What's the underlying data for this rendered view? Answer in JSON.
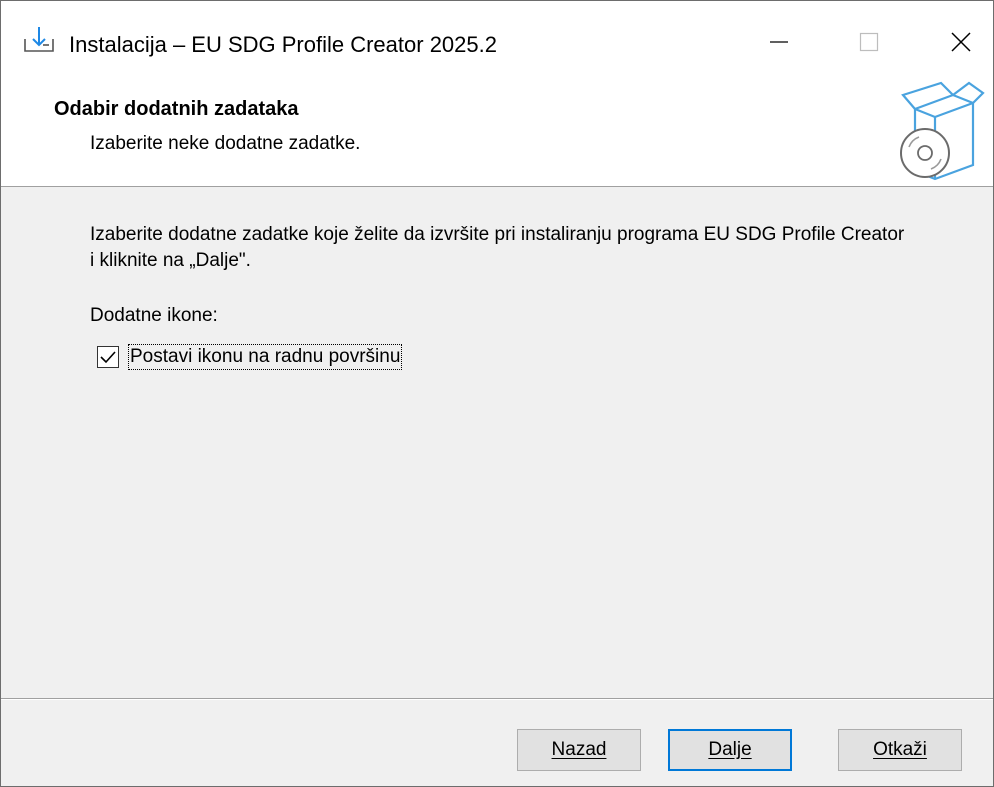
{
  "window": {
    "title": "Instalacija – EU SDG Profile Creator 2025.2",
    "icons": {
      "app": "download-install-icon",
      "minimize": "minimize-icon",
      "maximize": "maximize-icon",
      "close": "close-icon"
    }
  },
  "header": {
    "title": "Odabir dodatnih zadataka",
    "subtitle": "Izaberite neke dodatne zadatke.",
    "image_icon": "box-cd-icon"
  },
  "content": {
    "description": "Izaberite dodatne zadatke koje želite da izvršite pri instaliranju programa EU SDG Profile Creator i kliknite na „Dalje\".",
    "group_label": "Dodatne ikone:",
    "tasks": [
      {
        "label": "Postavi ikonu na radnu površinu",
        "checked": true
      }
    ]
  },
  "buttons": {
    "back": "Nazad",
    "next": "Dalje",
    "cancel": "Otkaži"
  },
  "colors": {
    "accent": "#0078d7",
    "icon_blue": "#4aa3df"
  }
}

◆ **What you have to do**
Your copy should match the records word for word, with the pictures removed.

◆ **Solution for this problem**
What's the underlying data for this rendered view? Answer in JSON.
{
  "window": {
    "title": "Instalacija – EU SDG Profile Creator 2025.2",
    "icons": {
      "app": "download-install-icon",
      "minimize": "minimize-icon",
      "maximize": "maximize-icon",
      "close": "close-icon"
    }
  },
  "header": {
    "title": "Odabir dodatnih zadataka",
    "subtitle": "Izaberite neke dodatne zadatke.",
    "image_icon": "box-cd-icon"
  },
  "content": {
    "description": "Izaberite dodatne zadatke koje želite da izvršite pri instaliranju programa EU SDG Profile Creator i kliknite na „Dalje\".",
    "group_label": "Dodatne ikone:",
    "tasks": [
      {
        "label": "Postavi ikonu na radnu površinu",
        "checked": true
      }
    ]
  },
  "buttons": {
    "back": "Nazad",
    "next": "Dalje",
    "cancel": "Otkaži"
  },
  "colors": {
    "accent": "#0078d7",
    "icon_blue": "#4aa3df"
  }
}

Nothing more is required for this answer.